## Written exercise
Pull every "وقيل" line out of the data below.

## Data to use

+===+

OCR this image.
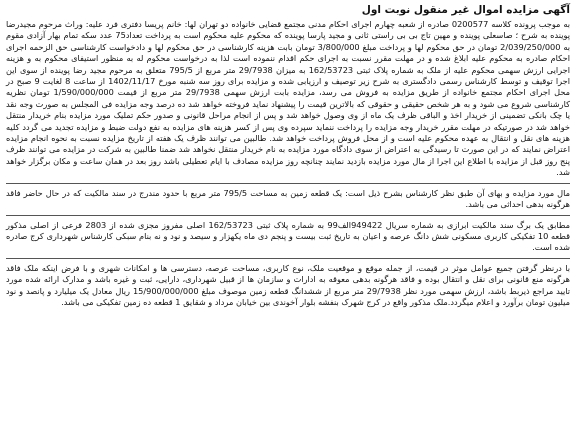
آگهی مزایده اموال غیر منقول نوبت اول

به موجب پرونده کلاسه 0200577 صادره از شعبه چهارم اجرای احکام مدنی مجتمع قضایی خانواده دو تهران لها: خانم پریسا دفتری فرد علیه: وراث مرحوم مجیدرضا پوینده به شرح ؛ صاسعلی پوینده و مهین تاج بی بی راستی ثانی و مجید پارسا پوینده که محکوم علیه محکوم است به پرداخت تعداد75 عدد سکه تمام بهار آزادی مقوم به 2/039/250/000 تومان در حق محکوم لها و پرداخت مبلغ 3/800/000 تومان بابت هزینه کارشناسی در حق محکوم لها و دادخواست کارشناسی حق الزحمه اجرای احکام صادره به محکوم علیه ابلاغ شده و در مهلت مقرر نسبت به اجرای حکم اقدام ننموده است لذا به درخواست محکوم له به منظور استیفای محکوم به و هزینه اجرایی ارزش سهمی محکوم علیه از ملک به شماره پلاک ثبتی 162/53723 به میزان 29/7938 متر مربع از 795/5 متعلق به مرحوم مجید رضا پوینده از سوی این اجرا توقیف و توسط کارشناس رسمی دادگستری به شرح زیر توصیف و ارزیابی شده و مزایده برای روز سه شنبه مورخ 1402/11/17 از ساعت 8 لغایت 9 صبح در محل اجرای احکام مجتمع خانواده از طریق مزایده به فروش می رسد، مزایده بابت ارزش سهمی 29/7938 متر مربع از قیمت 1/590/000/000 تومان نظریه کارشناسی شروع می شود و به هر شخص حقیقی و حقوقی که بالاترین قیمت را پیشنهاد نماید فروخته خواهد شد ده درصد وجه مزایده فی المجلس به صورت وجه نقد یا چک بانکی تضمینی از خریدار اخذ و الباقی ظرف یک ماه از وی وصول خواهد شد و پس از انجام مراحل قانونی و صدور حکم تملیک مورد مزایده بنام خریدار منتقل خواهد شد در صورتیکه در مهلت مقرر خریدار وجه مزایده را پرداخت ننماید سپرده وی پس از کسر هزینه های مزایده به نفع دولت ضبط و مزایده تجدید می گردد کلیه هزینه های نقل و انتقال به عهده محکوم علیه است و از محل فروش پرداخت خواهد شد. طالبین می توانند ظرف یک هفته از تاریخ مزایده نسبت به نحوه انجام مزایده اعتراض نمایند که در این صورت تا رسیدگی به اعتراض از سوی دادگاه مورد مزایده به نام خریدار منتقل نخواهد شد ضمنا طالبین به شرکت در مزایده می توانند ظرف پنج روز قبل از مزایده با اطلاع این اجرا از مال مورد مزایده بازدید نمایند چنانچه روز مزایده مصادف با ایام تعطیلی باشد روز بعد در همان ساعت و مکان برگزار خواهد شد.

مال مورد مزایده و بهای آن طبق نظر کارشناس بشرح ذیل است: یک قطعه زمین به مساحت 795/5 متر مربع با حدود مندرج در سند مالکیت که در حال حاضر فاقد هرگونه بدهی احداثی می باشد.

مطابق یک برگ سند مالکیت ابرازی به شماره سریال 949422الف99 به شماره پلاک ثبتی 162/53723 اصلی مفروز مجزی شده از 2803 فرعی از اصلی مذکور قطعه 10 تفکیکی کاربری مسکونی شش دانگ عرصه و اعیان به تاریخ ثبت بیست و پنجم دی ماه یکهزار و سیصد و نود و نه بنام سبکی کارشناس شهرداری کرج صادره شده است.

با درنظر گرفتن جمیع عوامل موثر در قیمت، از جمله موقع و موقعیت ملک، نوع کاربری، مساحت عرصه، دسترسی ها و امکانات شهری و با فرض اینکه ملک فاقد هرگونه منع قانونی برای نقل و انتقال بوده و فاقد هرگونه بدهی معوقه به ادارات و سازمان ها از قبیل شهرداری، دارایی، ثبت و غیره باشد و مدارک ارائه شده مورد تایید مراجع ذیربط باشد، ارزش سهمی مورد نظر 29/7938 متر مربع از ششدانگ قطعه زمین موصوف مبلغ 15/900/000/000 ریال معادل یک میلیارد و پانصد و نود میلیون تومان برآورد و اعلام میگردد.ملک مذکور واقع در کرج شهرک بنفشه بلوار آخوندی بین خیابان مرداد و شقایق 1 قطعه ده زمین تفکیکی می باشد.
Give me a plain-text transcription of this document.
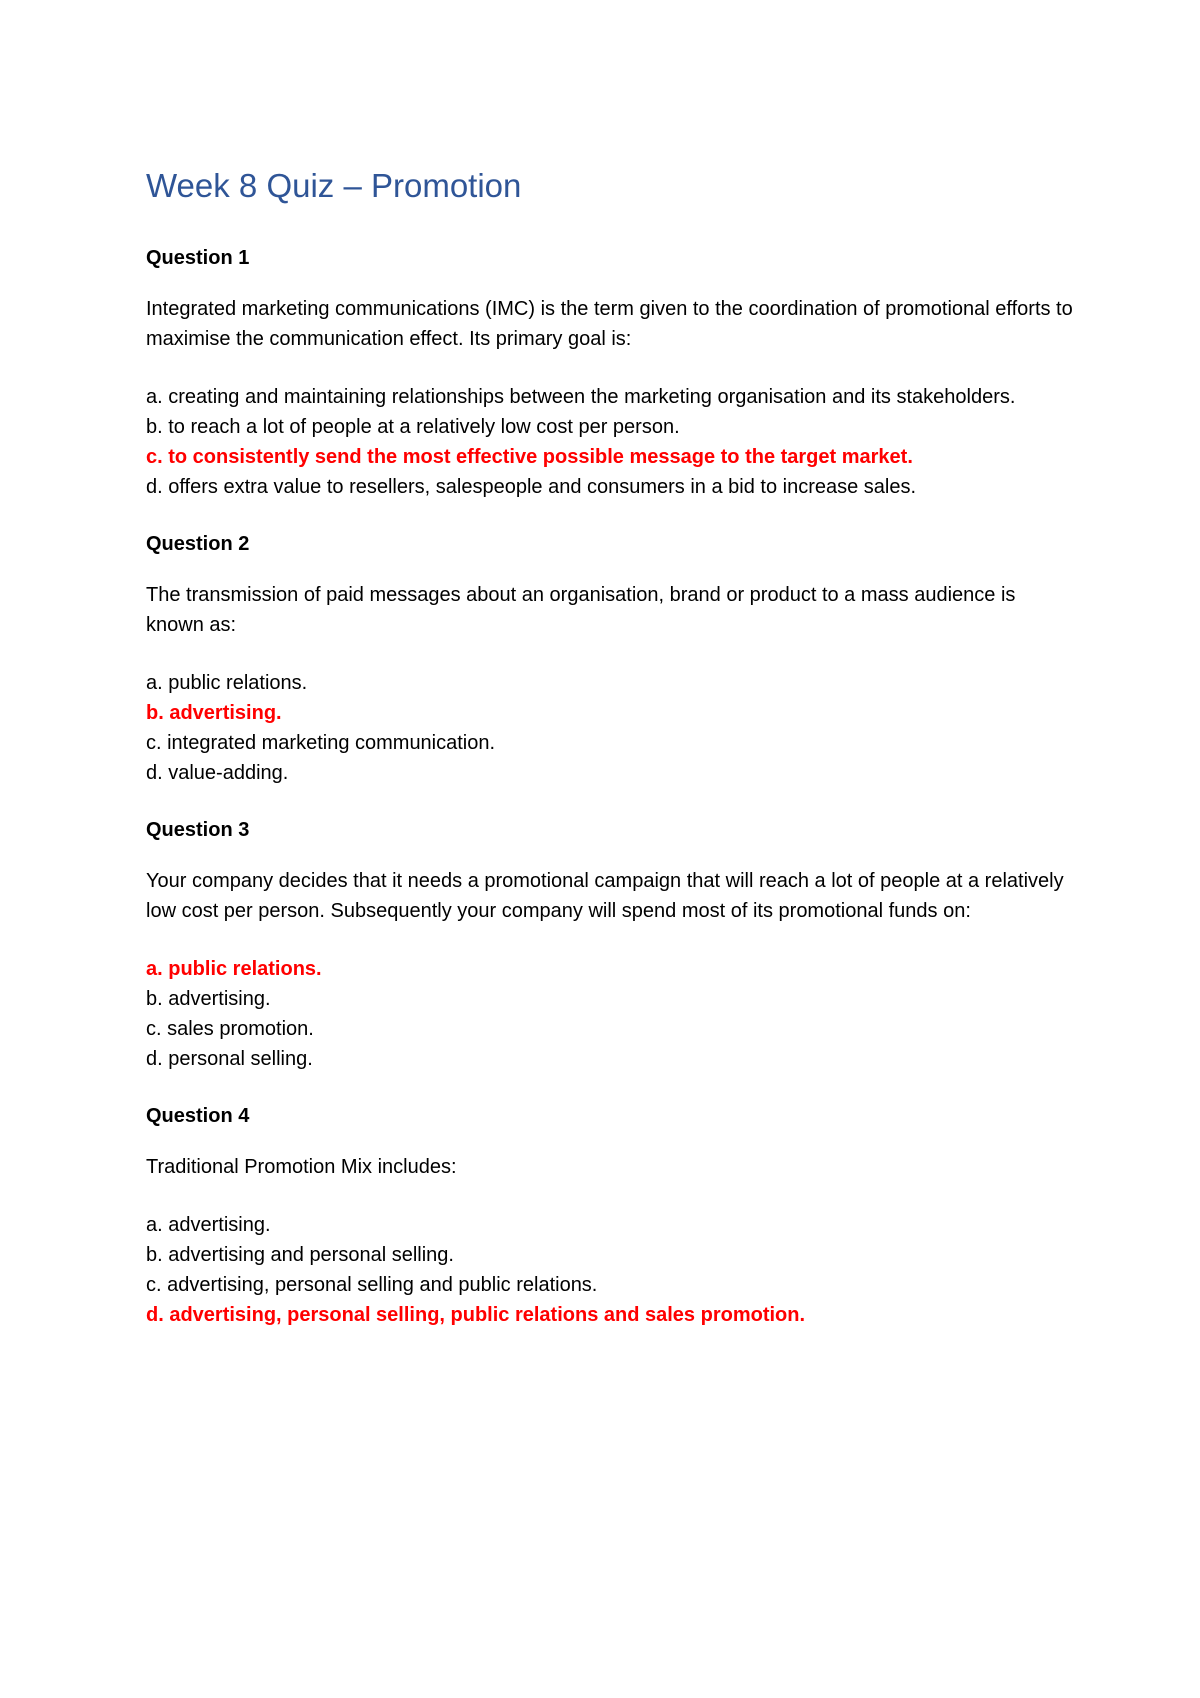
Week 8 Quiz – Promotion
Question 1
Integrated marketing communications (IMC) is the term given to the coordination of promotional efforts to maximise the communication effect. Its primary goal is:
a. creating and maintaining relationships between the marketing organisation and its stakeholders.
b. to reach a lot of people at a relatively low cost per person.
c. to consistently send the most effective possible message to the target market.
d. offers extra value to resellers, salespeople and consumers in a bid to increase sales.
Question 2
The transmission of paid messages about an organisation, brand or product to a mass audience is known as:
a. public relations.
b. advertising.
c. integrated marketing communication.
d. value-adding.
Question 3
Your company decides that it needs a promotional campaign that will reach a lot of people at a relatively low cost per person. Subsequently your company will spend most of its promotional funds on:
a. public relations.
b. advertising.
c. sales promotion.
d. personal selling.
Question 4
Traditional Promotion Mix includes:
a. advertising.
b. advertising and personal selling.
c. advertising, personal selling and public relations.
d. advertising, personal selling, public relations and sales promotion.
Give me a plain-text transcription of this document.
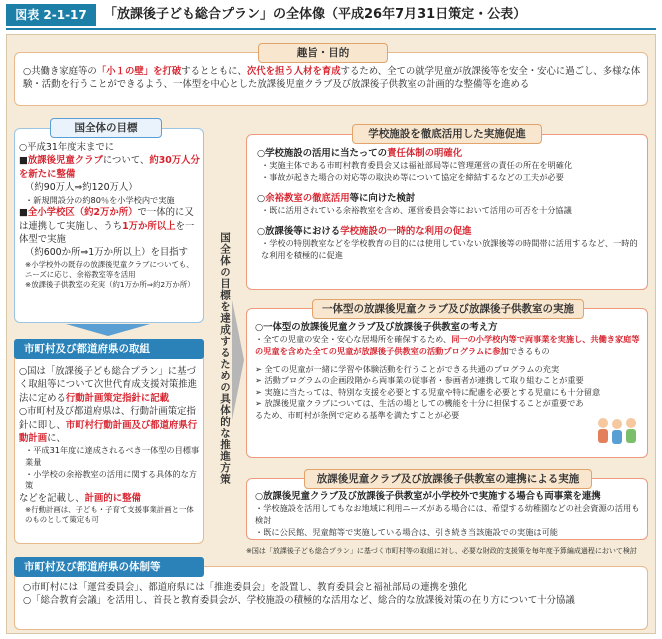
図表 2-1-17	「放課後子ども総合プラン」の全体像（平成26年7月31日策定・公表）
○共働き家庭等の「小１の壁」を打破するとともに、次代を担う人材を育成するため、全ての就学児童が放課後等を安全・安心に過ごし、多様な体験・活動を行うことができるよう、一体型を中心とした放課後児童クラブ及び放課後子供教室の計画的な整備等を進める
趣旨・目的
○平成31年度末までに
■放課後児童クラブについて、約30万人分を新たに整備
（約90万人⇒約120万人）
・新規開設分の約80％を小学校内で実施
■全小学校区（約2万か所）で一体的に又は連携して実施し、うち1万か所以上を一体型で実施
（約600か所⇒1万か所以上）を目指す
※小学校外の既存の放課後児童クラブについても、ニーズに応じ、余裕教室等を活用
※放課後子供教室の充実（約1万か所⇒約2万か所）
国全体の目標
○国は「放課後子ども総合プラン」に基づく取組等について次世代育成支援対策推進法に定める行動計画策定指針に記載
○市町村及び都道府県は、行動計画策定指針に即し、市町村行動計画及び都道府県行動計画に、
・平成31年度に達成されるべき一体型の目標事業量
・小学校の余裕教室の活用に関する具体的な方策
などを記載し、計画的に整備
※行動計画は、子ども・子育て支援事業計画と一体のものとして策定も可
市町村及び都道府県の取組	国全体の目標を達成するための具体的な推進方策
○学校施設の活用に当たっての責任体制の明確化
・実施主体である市町村教育委員会又は福祉部局等に管理運営の責任の所在を明確化
・事故が起きた場合の対応等の取決め等について協定を締結するなどの工夫が必要
○余裕教室の徹底活用等に向けた検討
・既に活用されている余裕教室を含め、運営委員会等において活用の可否を十分協議
○放課後等における学校施設の一時的な利用の促進
・学校の特別教室などを学校教育の目的には使用していない放課後等の時間帯に活用するなど、一時的な利用を積極的に促進
学校施設を徹底活用した実施促進
○一体型の放課後児童クラブ及び放課後子供教室の考え方
・全ての児童の安全・安心な居場所を確保するため、同一の小学校内等で両事業を実施し、共働き家庭等の児童を含めた全ての児童が放課後子供教室の活動プログラムに参加できるもの
➢ 全ての児童が一緒に学習や体験活動を行うことができる共通のプログラムの充実
➢ 活動プログラムの企画段階から両事業の従事者・参画者が連携して取り組むことが重要
➢ 実施に当たっては、特別な支援を必要とする児童や特に配慮を必要とする児童にも十分留意
➢ 放課後児童クラブについては、生活の場としての機能を十分に担保することが重要であるため、市町村が条例で定める基準を満たすことが必要
一体型の放課後児童クラブ及び放課後子供教室の実施
○放課後児童クラブ及び放課後子供教室が小学校外で実施する場合も両事業を連携
・学校施設を活用してもなお地域に利用ニーズがある場合には、希望する幼稚園などの社会資源の活用も検討
・既に公民館、児童館等で実施している場合は、引き続き当該施設での実施は可能
放課後児童クラブ及び放課後子供教室の連携による実施
※国は「放課後子ども総合プラン」に基づく市町村等の取組に対し、必要な財政的支援策を毎年度予算編成過程において検討
○市町村には「運営委員会」、都道府県には「推進委員会」を設置し、教育委員会と福祉部局の連携を強化
○「総合教育会議」を活用し、首長と教育委員会が、学校施設の積極的な活用など、総合的な放課後対策の在り方について十分協議
市町村及び都道府県の体制等
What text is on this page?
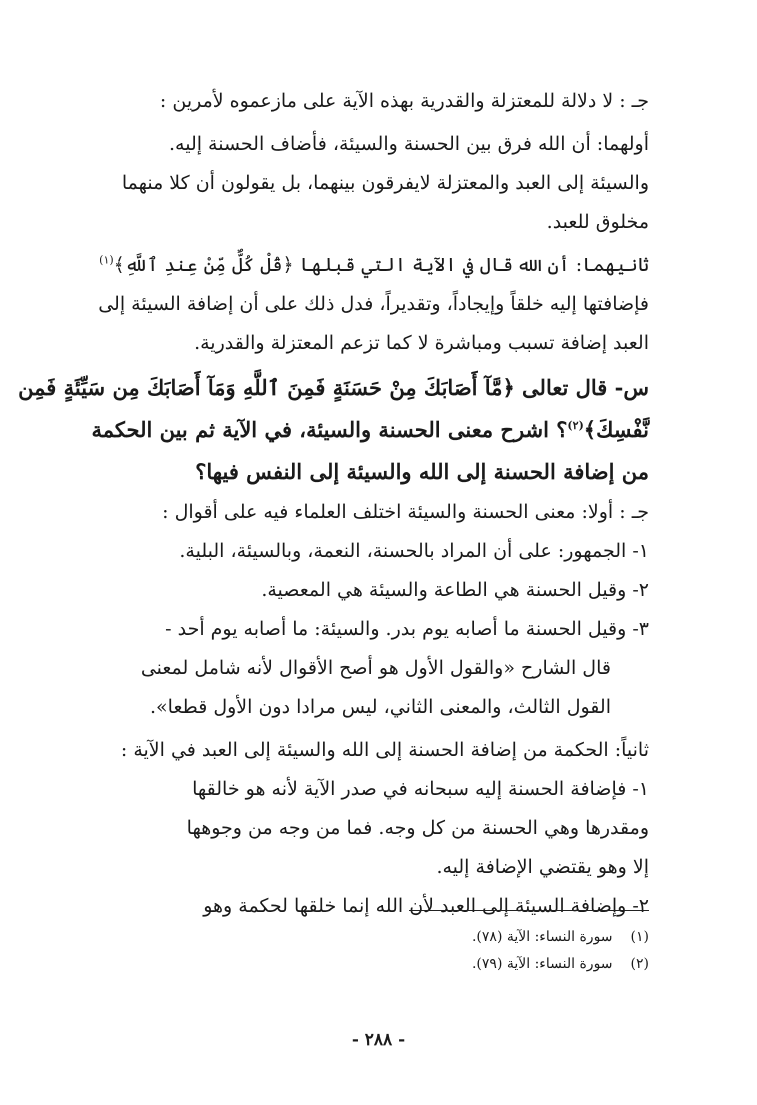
جـ : لا دلالة للمعتزلة والقدرية بهذه الآية على مازعموه لأمرين :
أولهما: أن الله فرق بين الحسنة والسيئة، فأضاف الحسنة إليه.
والسيئة إلى العبد والمعتزلة لايفرقون بينهما، بل يقولون أن كلا منهما
مخلوق للعبد.
ثانيهما: أن الله قال في الآية التي قبلها ﴿قُلْ كُلٌّ مِّنْ عِندِ ٱللَّهِ﴾$^{(١)}$
فإضافتها إليه خلقاً وإيجاداً، وتقديراً، فدل ذلك على أن إضافة السيئة إلى
العبد إضافة تسبب ومباشرة لا كما تزعم المعتزلة والقدرية.
س- قال تعالى ﴿مَّآ أَصَابَكَ مِنْ حَسَنَةٍ فَمِنَ ٱللَّهِ وَمَآ أَصَابَكَ مِن سَيِّئَةٍ فَمِن
نَّفْسِكَ﴾$^{(٢)}$؟ اشرح معنى الحسنة والسيئة، في الآية ثم بين الحكمة
من إضافة الحسنة إلى الله والسيئة إلى النفس فيها؟
جـ : أولا: معنى الحسنة والسيئة اختلف العلماء فيه على أقوال :
١- الجمهور: على أن المراد بالحسنة، النعمة، وبالسيئة، البلية.
٢- وقيل الحسنة هي الطاعة والسيئة هي المعصية.
٣- وقيل الحسنة ما أصابه يوم بدر. والسيئة: ما أصابه يوم أحد -
قال الشارح «والقول الأول هو أصح الأقوال لأنه شامل لمعنى
القول الثالث، والمعنى الثاني، ليس مرادا دون الأول قطعا».
ثانياً: الحكمة من إضافة الحسنة إلى الله والسيئة إلى العبد في الآية :
١- فإضافة الحسنة إليه سبحانه في صدر الآية لأنه هو خالقها
ومقدرها وهي الحسنة من كل وجه. فما من وجه من وجوهها
إلا وهو يقتضي الإضافة إليه.
٢- وإضافة السيئة إلى العبد لأن الله إنما خلقها لحكمة وهو
(١) سورة النساء: الآية (٧٨).
(٢) سورة النساء: الآية (٧٩).
- ٢٨٨ -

+===+

## Solution
٢- وقيل الحسنة هي الطاعة والسيئة هي المعصية.
٣- وقيل الحسنة ما أصابه يوم بدر. والسيئة: ما أصابه يوم أحد -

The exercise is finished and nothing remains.